◆ **Task brief**
Scan the records and identify every line in which the string "complication" occurs, then return those lines.

(Rows from a dataset)
────────

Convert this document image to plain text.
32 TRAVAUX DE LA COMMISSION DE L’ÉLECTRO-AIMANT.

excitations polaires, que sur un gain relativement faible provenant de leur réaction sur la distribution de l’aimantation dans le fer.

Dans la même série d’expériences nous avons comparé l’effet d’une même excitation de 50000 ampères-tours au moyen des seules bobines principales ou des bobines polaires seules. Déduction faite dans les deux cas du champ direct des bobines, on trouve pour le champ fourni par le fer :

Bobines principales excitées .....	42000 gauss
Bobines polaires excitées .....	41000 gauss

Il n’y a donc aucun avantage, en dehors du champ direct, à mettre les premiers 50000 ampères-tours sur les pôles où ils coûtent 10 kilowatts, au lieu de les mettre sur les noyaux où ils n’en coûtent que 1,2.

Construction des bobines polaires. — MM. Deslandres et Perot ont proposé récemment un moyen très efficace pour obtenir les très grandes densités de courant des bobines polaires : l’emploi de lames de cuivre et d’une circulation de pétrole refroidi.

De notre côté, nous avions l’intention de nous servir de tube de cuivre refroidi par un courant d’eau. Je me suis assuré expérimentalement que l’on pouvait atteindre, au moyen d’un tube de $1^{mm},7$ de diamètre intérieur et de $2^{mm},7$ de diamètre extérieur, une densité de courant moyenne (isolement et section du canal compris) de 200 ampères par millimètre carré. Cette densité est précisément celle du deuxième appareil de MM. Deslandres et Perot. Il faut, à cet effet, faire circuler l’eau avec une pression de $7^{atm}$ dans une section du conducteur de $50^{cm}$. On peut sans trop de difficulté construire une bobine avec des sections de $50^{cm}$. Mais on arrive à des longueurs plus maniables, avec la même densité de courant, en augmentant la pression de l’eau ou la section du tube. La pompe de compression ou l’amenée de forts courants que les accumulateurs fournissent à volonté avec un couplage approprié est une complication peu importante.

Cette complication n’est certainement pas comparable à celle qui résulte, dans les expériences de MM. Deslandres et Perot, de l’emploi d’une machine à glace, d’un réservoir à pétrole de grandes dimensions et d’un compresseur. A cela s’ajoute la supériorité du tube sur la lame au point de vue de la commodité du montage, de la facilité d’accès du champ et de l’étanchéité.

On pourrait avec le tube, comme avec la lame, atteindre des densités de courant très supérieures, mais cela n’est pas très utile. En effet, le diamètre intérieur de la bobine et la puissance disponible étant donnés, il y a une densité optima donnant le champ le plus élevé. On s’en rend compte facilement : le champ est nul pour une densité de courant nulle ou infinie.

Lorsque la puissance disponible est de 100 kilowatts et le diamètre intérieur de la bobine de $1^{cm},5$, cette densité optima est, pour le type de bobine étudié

────────

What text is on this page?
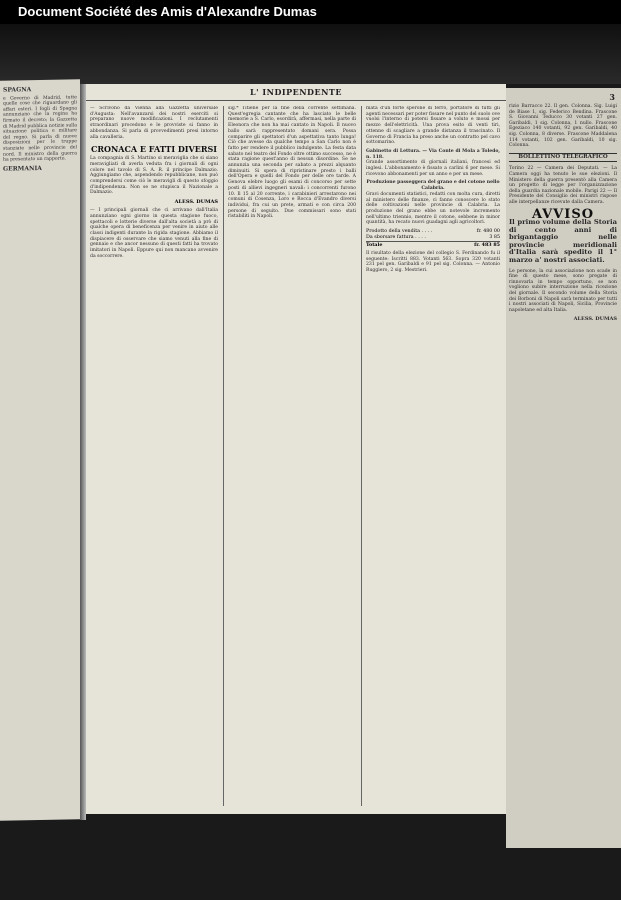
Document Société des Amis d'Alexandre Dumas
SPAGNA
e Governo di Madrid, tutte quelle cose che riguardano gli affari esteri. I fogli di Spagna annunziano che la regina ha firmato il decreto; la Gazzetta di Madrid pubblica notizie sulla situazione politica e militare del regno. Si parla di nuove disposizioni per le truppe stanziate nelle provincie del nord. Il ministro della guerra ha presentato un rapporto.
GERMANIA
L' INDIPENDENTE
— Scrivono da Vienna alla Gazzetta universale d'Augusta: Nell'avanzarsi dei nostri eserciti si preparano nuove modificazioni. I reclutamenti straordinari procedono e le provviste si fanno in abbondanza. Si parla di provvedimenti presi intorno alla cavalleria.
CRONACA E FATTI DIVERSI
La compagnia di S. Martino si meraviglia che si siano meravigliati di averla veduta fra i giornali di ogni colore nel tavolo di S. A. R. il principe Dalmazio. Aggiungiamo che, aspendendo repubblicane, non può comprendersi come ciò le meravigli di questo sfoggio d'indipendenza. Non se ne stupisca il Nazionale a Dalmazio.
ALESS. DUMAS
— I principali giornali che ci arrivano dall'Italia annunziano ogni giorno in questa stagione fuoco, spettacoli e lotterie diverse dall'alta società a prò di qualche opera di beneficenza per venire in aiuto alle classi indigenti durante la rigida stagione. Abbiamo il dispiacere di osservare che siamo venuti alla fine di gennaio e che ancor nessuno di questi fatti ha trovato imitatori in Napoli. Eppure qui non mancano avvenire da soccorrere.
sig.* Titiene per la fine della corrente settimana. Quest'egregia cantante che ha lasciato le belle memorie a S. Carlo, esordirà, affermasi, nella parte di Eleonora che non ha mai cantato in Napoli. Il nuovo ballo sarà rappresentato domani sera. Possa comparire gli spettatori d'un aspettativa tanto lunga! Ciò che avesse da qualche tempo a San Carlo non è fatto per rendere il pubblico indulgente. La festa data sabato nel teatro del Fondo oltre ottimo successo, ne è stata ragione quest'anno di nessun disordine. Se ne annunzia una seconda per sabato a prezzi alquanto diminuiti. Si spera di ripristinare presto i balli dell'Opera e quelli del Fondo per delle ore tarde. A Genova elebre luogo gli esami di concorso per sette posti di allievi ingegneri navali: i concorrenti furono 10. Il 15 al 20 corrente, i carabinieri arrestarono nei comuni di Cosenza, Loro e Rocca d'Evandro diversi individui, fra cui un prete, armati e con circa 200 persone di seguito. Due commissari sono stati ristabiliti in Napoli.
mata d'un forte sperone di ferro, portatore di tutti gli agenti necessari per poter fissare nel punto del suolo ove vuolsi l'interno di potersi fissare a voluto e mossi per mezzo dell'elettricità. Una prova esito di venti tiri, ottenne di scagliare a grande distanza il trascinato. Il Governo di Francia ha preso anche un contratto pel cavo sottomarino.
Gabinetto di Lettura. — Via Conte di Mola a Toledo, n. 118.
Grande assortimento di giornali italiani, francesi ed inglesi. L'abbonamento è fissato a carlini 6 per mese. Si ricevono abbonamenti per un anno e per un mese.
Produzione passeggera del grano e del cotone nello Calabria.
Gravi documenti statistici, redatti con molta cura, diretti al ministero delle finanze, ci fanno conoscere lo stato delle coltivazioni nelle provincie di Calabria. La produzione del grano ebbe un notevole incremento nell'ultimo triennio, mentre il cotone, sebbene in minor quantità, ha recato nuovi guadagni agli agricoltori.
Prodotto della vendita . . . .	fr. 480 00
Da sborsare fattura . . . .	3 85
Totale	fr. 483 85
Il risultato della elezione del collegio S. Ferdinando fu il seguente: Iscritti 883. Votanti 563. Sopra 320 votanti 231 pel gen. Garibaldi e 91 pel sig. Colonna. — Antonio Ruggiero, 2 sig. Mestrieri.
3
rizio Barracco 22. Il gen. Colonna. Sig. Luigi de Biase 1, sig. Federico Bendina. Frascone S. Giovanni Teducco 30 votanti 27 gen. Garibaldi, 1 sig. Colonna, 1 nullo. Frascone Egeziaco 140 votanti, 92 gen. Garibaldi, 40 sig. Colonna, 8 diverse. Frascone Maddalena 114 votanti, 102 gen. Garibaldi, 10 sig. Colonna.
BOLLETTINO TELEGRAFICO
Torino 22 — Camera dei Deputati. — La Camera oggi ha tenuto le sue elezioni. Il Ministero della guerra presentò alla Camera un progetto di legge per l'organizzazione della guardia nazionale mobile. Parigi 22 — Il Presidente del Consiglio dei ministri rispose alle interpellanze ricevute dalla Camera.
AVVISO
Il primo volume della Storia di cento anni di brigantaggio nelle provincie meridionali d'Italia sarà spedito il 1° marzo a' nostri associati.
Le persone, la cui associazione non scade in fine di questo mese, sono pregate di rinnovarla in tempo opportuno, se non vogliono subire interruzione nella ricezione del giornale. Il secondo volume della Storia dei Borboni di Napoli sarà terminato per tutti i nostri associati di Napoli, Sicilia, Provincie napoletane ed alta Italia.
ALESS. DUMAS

────────

◆ **Problem solution**
De notre côté, nous avions l’intention de nous servir de tube de cuivre refroidi par un courant d’eau. Je me suis assuré expérimentalement que l’on pouvait atteindre, au moyen d’un tube de $1^{mm},7$ de diamètre intérieur et de $2^{mm},7$ de diamètre extérieur, une densité de courant moyenne (isolement et section du canal compris) de 200 ampères par millimètre carré. Cette densité est précisément celle du deuxième appareil de MM. Deslandres et Perot. Il faut, à cet effet, faire circuler l’eau avec une pression de $7^{atm}$ dans une section du conducteur de $50^{cm}$. On peut sans trop de difficulté construire une bobine avec des sections de $50^{cm}$. Mais on arrive à des longueurs plus maniables, avec la même densité de courant, en augmentant la pression de l’eau ou la section du tube. La pompe de compression ou l’amenée de forts courants que les accumulateurs fournissent à volonté avec un couplage approprié est une complication peu importante.
Cette complication n’est certainement pas comparable à celle qui résulte, dans les expériences de MM. Deslandres et Perot, de l’emploi d’une machine à glace, d’un réservoir à pétrole de grandes dimensions et d’un compresseur. A cela s’ajoute la supériorité du tube sur la lame au point de vue de la commodité du montage, de la facilité d’accès du champ et de l’étanchéité.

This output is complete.